### Directive:
Copy each line that has the string "数学试题" somewhere in it.

### Working data:

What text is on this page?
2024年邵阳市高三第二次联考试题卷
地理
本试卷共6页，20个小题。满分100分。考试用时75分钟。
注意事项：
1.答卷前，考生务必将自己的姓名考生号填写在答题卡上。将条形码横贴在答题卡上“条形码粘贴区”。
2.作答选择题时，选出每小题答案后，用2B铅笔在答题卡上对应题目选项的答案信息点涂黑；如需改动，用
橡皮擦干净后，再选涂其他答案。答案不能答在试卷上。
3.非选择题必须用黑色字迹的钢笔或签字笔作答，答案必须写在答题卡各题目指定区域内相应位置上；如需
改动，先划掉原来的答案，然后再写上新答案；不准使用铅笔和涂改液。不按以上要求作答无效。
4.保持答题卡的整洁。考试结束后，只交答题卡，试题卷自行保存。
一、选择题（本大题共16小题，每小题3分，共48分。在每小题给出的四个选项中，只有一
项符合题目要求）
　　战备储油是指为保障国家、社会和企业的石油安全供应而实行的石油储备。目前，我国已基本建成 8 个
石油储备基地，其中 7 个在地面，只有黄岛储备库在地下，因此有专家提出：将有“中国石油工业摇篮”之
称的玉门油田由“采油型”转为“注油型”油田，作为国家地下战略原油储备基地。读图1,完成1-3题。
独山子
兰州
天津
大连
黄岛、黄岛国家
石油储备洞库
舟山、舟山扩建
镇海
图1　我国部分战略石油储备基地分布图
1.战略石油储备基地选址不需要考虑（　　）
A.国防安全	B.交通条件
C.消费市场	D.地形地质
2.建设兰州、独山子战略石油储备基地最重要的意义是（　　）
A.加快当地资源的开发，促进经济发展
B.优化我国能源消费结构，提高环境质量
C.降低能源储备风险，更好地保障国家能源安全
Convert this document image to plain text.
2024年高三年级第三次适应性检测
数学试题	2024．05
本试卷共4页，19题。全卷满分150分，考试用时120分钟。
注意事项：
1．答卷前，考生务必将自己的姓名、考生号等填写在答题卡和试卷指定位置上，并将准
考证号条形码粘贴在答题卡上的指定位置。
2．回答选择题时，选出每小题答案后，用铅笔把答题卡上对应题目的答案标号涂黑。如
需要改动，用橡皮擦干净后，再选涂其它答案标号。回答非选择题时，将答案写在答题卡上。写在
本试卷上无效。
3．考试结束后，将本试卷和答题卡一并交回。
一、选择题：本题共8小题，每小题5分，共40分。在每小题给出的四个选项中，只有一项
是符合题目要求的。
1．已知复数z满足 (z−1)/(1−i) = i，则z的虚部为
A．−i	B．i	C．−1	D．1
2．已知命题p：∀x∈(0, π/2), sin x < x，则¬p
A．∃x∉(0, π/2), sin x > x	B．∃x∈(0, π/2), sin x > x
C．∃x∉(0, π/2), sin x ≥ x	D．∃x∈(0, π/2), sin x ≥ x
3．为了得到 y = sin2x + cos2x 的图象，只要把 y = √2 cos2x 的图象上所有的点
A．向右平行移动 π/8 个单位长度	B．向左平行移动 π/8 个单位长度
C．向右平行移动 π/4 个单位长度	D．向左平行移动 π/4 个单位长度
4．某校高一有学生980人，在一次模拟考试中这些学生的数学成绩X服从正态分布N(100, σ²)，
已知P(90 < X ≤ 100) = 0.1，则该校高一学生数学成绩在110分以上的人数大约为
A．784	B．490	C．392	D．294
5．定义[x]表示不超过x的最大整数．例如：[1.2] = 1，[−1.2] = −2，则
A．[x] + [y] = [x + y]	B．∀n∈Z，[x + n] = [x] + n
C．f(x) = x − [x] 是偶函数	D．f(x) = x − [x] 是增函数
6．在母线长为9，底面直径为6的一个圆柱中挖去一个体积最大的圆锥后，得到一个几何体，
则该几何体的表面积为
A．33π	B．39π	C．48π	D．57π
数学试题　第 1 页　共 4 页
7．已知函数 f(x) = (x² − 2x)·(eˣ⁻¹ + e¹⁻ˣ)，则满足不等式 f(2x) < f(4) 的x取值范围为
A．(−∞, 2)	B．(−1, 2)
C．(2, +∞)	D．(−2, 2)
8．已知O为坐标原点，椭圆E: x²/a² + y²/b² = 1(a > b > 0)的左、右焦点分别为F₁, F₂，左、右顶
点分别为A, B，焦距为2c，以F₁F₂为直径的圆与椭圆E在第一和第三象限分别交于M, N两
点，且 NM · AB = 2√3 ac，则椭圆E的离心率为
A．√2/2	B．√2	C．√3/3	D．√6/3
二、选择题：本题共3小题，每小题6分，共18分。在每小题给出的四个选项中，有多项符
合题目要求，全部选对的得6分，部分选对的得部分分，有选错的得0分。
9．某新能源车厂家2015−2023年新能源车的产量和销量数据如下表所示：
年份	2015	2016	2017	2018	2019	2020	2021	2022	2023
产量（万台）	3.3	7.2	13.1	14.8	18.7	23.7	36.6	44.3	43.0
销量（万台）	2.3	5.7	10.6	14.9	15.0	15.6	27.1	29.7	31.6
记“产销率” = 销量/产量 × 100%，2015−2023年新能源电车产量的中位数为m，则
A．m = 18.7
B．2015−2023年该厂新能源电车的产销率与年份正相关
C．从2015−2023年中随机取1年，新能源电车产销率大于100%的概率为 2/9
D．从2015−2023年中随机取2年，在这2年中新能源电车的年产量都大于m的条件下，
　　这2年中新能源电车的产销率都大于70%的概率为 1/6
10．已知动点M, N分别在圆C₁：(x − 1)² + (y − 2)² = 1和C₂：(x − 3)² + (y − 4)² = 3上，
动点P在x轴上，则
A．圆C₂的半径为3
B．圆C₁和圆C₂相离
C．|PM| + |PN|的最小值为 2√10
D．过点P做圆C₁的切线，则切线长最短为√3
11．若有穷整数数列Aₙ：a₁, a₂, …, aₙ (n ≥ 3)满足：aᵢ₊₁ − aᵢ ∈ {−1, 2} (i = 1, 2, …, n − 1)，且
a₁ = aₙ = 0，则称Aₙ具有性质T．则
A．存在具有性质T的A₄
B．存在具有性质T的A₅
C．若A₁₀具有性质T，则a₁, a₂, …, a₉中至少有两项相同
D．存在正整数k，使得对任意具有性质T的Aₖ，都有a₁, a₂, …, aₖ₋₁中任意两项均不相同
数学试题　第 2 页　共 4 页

### Answer to this task:
数学试题	2024．05
数学试题　第 1 页　共 4 页
数学试题　第 2 页　共 4 页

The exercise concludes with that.